=== Data for this exercise ===
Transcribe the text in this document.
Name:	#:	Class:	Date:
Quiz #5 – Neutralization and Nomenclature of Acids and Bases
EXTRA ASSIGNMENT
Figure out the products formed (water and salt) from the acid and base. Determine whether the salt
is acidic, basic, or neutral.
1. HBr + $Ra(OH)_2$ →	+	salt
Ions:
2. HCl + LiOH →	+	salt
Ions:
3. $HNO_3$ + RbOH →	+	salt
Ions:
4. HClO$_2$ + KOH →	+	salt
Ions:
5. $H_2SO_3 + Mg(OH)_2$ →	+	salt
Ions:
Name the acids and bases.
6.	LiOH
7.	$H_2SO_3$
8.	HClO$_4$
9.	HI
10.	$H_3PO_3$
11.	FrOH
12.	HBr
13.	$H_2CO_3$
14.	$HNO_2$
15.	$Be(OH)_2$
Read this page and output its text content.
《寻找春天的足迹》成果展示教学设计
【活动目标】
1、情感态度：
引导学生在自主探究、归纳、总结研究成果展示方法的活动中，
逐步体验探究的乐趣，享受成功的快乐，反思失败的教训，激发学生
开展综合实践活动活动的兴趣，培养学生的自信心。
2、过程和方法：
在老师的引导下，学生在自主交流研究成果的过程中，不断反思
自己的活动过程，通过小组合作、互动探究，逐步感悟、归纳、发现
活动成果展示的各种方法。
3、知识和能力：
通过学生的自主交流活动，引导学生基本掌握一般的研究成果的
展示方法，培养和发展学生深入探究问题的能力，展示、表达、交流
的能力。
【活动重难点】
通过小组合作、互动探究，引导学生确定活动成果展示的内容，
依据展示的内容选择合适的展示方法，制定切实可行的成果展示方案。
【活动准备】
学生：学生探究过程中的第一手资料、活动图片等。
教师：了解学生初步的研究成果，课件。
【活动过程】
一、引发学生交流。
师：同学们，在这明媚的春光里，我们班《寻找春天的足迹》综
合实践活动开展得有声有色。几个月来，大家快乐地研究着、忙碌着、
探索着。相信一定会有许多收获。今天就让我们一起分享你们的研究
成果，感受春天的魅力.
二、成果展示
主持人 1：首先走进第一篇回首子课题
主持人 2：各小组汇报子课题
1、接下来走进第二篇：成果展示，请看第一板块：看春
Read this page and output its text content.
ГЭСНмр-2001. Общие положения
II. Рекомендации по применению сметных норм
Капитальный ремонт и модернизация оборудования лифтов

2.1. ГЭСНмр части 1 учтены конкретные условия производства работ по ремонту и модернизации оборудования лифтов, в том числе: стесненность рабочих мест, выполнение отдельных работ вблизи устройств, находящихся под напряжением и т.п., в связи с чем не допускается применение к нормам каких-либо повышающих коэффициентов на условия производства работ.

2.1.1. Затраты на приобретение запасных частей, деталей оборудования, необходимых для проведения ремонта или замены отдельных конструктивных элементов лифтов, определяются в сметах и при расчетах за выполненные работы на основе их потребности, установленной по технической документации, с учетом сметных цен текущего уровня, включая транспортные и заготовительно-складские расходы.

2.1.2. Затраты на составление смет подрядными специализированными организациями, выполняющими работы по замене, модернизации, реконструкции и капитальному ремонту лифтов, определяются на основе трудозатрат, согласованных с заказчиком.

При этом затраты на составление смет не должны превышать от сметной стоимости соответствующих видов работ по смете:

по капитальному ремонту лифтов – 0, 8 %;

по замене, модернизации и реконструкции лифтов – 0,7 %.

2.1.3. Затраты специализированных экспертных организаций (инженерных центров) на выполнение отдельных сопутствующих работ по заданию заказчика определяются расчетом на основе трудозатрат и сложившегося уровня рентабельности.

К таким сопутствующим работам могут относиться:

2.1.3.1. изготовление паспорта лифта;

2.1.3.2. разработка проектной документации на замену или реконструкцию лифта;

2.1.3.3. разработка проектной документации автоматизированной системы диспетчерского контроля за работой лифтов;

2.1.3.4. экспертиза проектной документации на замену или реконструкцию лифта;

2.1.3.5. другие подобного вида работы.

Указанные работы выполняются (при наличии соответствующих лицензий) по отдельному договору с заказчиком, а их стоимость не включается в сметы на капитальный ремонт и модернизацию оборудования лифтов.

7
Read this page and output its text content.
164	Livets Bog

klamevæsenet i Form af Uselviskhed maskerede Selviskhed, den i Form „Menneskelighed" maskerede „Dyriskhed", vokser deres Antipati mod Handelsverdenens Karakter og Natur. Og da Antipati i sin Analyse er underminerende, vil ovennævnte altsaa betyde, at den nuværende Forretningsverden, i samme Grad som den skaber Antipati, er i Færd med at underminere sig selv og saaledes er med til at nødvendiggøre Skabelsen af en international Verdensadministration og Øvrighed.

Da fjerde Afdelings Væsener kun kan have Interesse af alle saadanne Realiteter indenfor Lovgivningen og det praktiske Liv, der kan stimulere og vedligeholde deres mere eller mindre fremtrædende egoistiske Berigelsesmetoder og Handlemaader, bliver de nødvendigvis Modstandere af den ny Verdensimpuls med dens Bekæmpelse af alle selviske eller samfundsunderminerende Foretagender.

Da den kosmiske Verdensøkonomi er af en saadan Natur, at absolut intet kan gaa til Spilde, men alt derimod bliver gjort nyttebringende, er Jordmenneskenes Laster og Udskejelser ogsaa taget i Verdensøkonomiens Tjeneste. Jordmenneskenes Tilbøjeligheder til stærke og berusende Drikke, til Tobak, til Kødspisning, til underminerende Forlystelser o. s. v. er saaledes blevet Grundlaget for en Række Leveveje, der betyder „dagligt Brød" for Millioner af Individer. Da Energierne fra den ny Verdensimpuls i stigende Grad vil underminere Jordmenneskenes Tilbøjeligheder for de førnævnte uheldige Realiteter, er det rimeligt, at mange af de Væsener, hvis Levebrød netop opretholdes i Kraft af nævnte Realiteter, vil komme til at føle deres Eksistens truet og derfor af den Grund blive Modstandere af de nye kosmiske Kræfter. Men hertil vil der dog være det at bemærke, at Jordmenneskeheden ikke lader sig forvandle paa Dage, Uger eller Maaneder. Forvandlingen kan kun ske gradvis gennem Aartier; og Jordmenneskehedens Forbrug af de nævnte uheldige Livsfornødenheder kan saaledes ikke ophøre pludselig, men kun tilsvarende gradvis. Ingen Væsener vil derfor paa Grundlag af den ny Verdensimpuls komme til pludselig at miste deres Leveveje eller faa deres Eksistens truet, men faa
===
▸ Given instruction:
Copy out every line that includes the word "Realiteter".

▸ Solution to the exercise:
Da fjerde Afdelings Væsener kun kan have Interesse af alle saadanne Realiteter indenfor Lovgivningen og det praktiske Liv, der kan stimulere og vedligeholde deres mere eller mindre fremtrædende egoistiske Berigelsesmetoder og Handlemaader, bliver de nødvendigvis Modstandere af den ny Verdensimpuls med dens Bekæmpelse af alle selviske eller samfundsunderminerende Foretagender.
Da den kosmiske Verdensøkonomi er af en saadan Natur, at absolut intet kan gaa til Spilde, men alt derimod bliver gjort nyttebringende, er Jordmenneskenes Laster og Udskejelser ogsaa taget i Verdensøkonomiens Tjeneste. Jordmenneskenes Tilbøjeligheder til stærke og berusende Drikke, til Tobak, til Kødspisning, til underminerende Forlystelser o. s. v. er saaledes blevet Grundlaget for en Række Leveveje, der betyder „dagligt Brød" for Millioner af Individer. Da Energierne fra den ny Verdensimpuls i stigende Grad vil underminere Jordmenneskenes Tilbøjeligheder for de førnævnte uheldige Realiteter, er det rimeligt, at mange af de Væsener, hvis Levebrød netop opretholdes i Kraft af nævnte Realiteter, vil komme til at føle deres Eksistens truet og derfor af den Grund blive Modstandere af de nye kosmiske Kræfter. Men hertil vil der dog være det at bemærke, at Jordmenneskeheden ikke lader sig forvandle paa Dage, Uger eller Maaneder. Forvandlingen kan kun ske gradvis gennem Aartier; og Jordmenneskehedens Forbrug af de nævnte uheldige Livsfornødenheder kan saaledes ikke ophøre pludselig, men kun tilsvarende gradvis. Ingen Væsener vil derfor paa Grundlag af den ny Verdensimpuls komme til pludselig at miste deres Leveveje eller faa deres Eksistens truet, men faa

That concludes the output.